══ EXTRACTED ENTRIES ══

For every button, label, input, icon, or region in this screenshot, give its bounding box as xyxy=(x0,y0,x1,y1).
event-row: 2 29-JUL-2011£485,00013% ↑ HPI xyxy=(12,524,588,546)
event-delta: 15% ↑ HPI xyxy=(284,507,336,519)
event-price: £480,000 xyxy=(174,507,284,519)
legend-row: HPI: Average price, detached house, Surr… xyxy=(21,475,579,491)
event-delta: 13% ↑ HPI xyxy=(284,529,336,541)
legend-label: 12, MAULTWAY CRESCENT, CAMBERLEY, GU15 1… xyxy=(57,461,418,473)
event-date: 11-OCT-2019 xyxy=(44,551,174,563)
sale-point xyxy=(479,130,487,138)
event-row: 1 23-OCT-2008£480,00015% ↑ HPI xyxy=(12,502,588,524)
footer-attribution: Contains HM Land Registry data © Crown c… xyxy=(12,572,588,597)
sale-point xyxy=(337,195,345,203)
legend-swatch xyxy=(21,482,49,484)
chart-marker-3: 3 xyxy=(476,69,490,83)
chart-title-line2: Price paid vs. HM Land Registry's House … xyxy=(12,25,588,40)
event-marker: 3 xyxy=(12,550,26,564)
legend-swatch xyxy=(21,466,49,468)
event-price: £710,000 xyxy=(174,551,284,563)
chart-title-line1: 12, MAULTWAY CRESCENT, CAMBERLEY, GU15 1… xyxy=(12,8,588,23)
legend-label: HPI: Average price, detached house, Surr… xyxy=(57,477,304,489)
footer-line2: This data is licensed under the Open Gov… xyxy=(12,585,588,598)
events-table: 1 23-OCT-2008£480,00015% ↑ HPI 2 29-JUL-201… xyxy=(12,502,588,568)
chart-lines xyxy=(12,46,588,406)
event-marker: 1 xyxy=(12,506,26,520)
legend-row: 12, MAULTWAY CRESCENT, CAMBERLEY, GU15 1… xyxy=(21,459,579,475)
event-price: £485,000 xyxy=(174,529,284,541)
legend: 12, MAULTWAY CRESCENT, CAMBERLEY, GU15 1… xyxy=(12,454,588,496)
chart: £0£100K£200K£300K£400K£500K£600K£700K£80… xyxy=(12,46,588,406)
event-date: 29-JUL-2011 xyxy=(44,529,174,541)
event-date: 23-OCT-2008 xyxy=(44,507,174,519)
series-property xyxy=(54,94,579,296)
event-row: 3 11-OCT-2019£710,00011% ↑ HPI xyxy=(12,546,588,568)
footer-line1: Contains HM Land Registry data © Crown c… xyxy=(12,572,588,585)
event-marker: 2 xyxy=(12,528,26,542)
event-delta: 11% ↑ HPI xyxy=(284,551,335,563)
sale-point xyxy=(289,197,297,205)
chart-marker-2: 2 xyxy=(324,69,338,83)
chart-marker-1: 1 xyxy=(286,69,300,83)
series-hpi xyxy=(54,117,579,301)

═══

Turn every line of the records above into a JSON list of strings, with one string per line and any blank lines left out.

__RESULT BELOW__:
[
  "For every button, label, input, icon, or region in this screenshot, give its bounding box as xyxy=(x0,y0,x1,y1).",
  "event-row: 2 29-JUL-2011£485,00013% ↑ HPI xyxy=(12,524,588,546)",
  "event-delta: 15% ↑ HPI xyxy=(284,507,336,519)",
  "event-price: £480,000 xyxy=(174,507,284,519)",
  "legend-row: HPI: Average price, detached house, Surr… xyxy=(21,475,579,491)",
  "event-delta: 13% ↑ HPI xyxy=(284,529,336,541)",
  "legend-label: 12, MAULTWAY CRESCENT, CAMBERLEY, GU15 1… xyxy=(57,461,418,473)",
  "event-date: 11-OCT-2019 xyxy=(44,551,174,563)",
  "sale-point xyxy=(479,130,487,138)",
  "event-row: 1 23-OCT-2008£480,00015% ↑ HPI xyxy=(12,502,588,524)",
  "footer-attribution: Contains HM Land Registry data © Crown c… xyxy=(12,572,588,597)",
  "sale-point xyxy=(337,195,345,203)",
  "legend-swatch xyxy=(21,482,49,484)",
  "chart-marker-3: 3 xyxy=(476,69,490,83)",
  "chart-title-line2: Price paid vs. HM Land Registry's House … xyxy=(12,25,588,40)",
  "event-marker: 3 xyxy=(12,550,26,564)",
  "legend-swatch xyxy=(21,466,49,468)",
  "event-price: £710,000 xyxy=(174,551,284,563)",
  "chart-title-line1: 12, MAULTWAY CRESCENT, CAMBERLEY, GU15 1… xyxy=(12,8,588,23)",
  "legend-label: HPI: Average price, detached house, Surr… xyxy=(57,477,304,489)",
  "footer-line2: This data is licensed under the Open Gov… xyxy=(12,585,588,598)",
  "events-table: 1 23-OCT-2008£480,00015% ↑ HPI 2 29-JUL-201… xyxy=(12,502,588,568)",
  "chart-lines xyxy=(12,46,588,406)",
  "event-marker: 1 xyxy=(12,506,26,520)",
  "legend-row: 12, MAULTWAY CRESCENT, CAMBERLEY, GU15 1… xyxy=(21,459,579,475)",
  "event-price: £485,000 xyxy=(174,529,284,541)",
  "legend: 12, MAULTWAY CRESCENT, CAMBERLEY, GU15 1… xyxy=(12,454,588,496)",
  "chart: £0£100K£200K£300K£400K£500K£600K£700K£80… xyxy=(12,46,588,406)",
  "event-date: 29-JUL-2011 xyxy=(44,529,174,541)",
  "event-date: 23-OCT-2008 xyxy=(44,507,174,519)",
  "series-property xyxy=(54,94,579,296)",
  "event-row: 3 11-OCT-2019£710,00011% ↑ HPI xyxy=(12,546,588,568)",
  "footer-line1: Contains HM Land Registry data © Crown c… xyxy=(12,572,588,585)",
  "event-marker: 2 xyxy=(12,528,26,542)",
  "event-delta: 11% ↑ HPI xyxy=(284,551,335,563)",
  "sale-point xyxy=(289,197,297,205)",
  "chart-marker-2: 2 xyxy=(324,69,338,83)",
  "chart-marker-1: 1 xyxy=(286,69,300,83)",
  "series-hpi xyxy=(54,117,579,301)"
]